→ Available records:
....
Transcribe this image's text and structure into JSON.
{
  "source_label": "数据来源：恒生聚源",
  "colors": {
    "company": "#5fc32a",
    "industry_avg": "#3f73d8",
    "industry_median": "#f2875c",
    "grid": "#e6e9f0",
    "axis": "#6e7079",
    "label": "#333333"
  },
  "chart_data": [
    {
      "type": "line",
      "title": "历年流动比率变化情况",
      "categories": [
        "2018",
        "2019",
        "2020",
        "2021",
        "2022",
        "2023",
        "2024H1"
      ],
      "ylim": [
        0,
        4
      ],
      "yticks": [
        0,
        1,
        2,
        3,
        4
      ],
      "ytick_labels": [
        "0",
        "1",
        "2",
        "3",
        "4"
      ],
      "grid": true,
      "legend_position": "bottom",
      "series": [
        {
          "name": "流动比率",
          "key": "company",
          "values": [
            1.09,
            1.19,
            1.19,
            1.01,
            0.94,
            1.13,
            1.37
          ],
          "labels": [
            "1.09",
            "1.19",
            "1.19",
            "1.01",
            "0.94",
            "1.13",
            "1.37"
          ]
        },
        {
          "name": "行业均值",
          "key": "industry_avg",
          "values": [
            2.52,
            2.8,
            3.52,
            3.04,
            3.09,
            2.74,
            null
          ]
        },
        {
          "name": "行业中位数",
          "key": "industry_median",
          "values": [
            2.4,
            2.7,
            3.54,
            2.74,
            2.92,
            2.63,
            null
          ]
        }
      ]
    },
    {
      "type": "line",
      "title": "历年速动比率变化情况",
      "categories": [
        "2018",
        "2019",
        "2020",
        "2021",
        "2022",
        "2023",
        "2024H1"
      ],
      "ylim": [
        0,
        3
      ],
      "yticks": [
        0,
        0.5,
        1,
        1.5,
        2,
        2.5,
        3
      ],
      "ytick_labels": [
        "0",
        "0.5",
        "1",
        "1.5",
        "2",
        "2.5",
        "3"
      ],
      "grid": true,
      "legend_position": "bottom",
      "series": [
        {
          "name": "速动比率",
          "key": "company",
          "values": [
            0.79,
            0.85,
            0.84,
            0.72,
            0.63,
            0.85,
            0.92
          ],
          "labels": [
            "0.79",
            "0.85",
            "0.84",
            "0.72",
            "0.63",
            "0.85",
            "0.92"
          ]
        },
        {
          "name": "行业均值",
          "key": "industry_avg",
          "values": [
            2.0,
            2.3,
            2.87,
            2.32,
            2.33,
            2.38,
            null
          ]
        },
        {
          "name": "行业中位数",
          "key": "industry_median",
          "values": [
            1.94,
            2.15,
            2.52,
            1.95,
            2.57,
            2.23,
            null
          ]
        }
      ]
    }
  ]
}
....
→ Problem requirements: Your task is to reproduce all of the records exactly.

→ Answer to the problem:
Transcribe this image's text and structure into JSON.
{
  "source_label": "数据来源：恒生聚源",
  "colors": {
    "company": "#5fc32a",
    "industry_avg": "#3f73d8",
    "industry_median": "#f2875c",
    "grid": "#e6e9f0",
    "axis": "#6e7079",
    "label": "#333333"
  },
  "chart_data": [
    {
      "type": "line",
      "title": "历年流动比率变化情况",
      "categories": [
        "2018",
        "2019",
        "2020",
        "2021",
        "2022",
        "2023",
        "2024H1"
      ],
      "ylim": [
        0,
        4
      ],
      "yticks": [
        0,
        1,
        2,
        3,
        4
      ],
      "ytick_labels": [
        "0",
        "1",
        "2",
        "3",
        "4"
      ],
      "grid": true,
      "legend_position": "bottom",
      "series": [
        {
          "name": "流动比率",
          "key": "company",
          "values": [
            1.09,
            1.19,
            1.19,
            1.01,
            0.94,
            1.13,
            1.37
          ],
          "labels": [
            "1.09",
            "1.19",
            "1.19",
            "1.01",
            "0.94",
            "1.13",
            "1.37"
          ]
        },
        {
          "name": "行业均值",
          "key": "industry_avg",
          "values": [
            2.52,
            2.8,
            3.52,
            3.04,
            3.09,
            2.74,
            null
          ]
        },
        {
          "name": "行业中位数",
          "key": "industry_median",
          "values": [
            2.4,
            2.7,
            3.54,
            2.74,
            2.92,
            2.63,
            null
          ]
        }
      ]
    },
    {
      "type": "line",
      "title": "历年速动比率变化情况",
      "categories": [
        "2018",
        "2019",
        "2020",
        "2021",
        "2022",
        "2023",
        "2024H1"
      ],
      "ylim": [
        0,
        3
      ],
      "yticks": [
        0,
        0.5,
        1,
        1.5,
        2,
        2.5,
        3
      ],
      "ytick_labels": [
        "0",
        "0.5",
        "1",
        "1.5",
        "2",
        "2.5",
        "3"
      ],
      "grid": true,
      "legend_position": "bottom",
      "series": [
        {
          "name": "速动比率",
          "key": "company",
          "values": [
            0.79,
            0.85,
            0.84,
            0.72,
            0.63,
            0.85,
            0.92
          ],
          "labels": [
            "0.79",
            "0.85",
            "0.84",
            "0.72",
            "0.63",
            "0.85",
            "0.92"
          ]
        },
        {
          "name": "行业均值",
          "key": "industry_avg",
          "values": [
            2.0,
            2.3,
            2.87,
            2.32,
            2.33,
            2.38,
            null
          ]
        },
        {
          "name": "行业中位数",
          "key": "industry_median",
          "values": [
            1.94,
            2.15,
            2.52,
            1.95,
            2.57,
            2.23,
            null
          ]
        }
      ]
    }
  ]
}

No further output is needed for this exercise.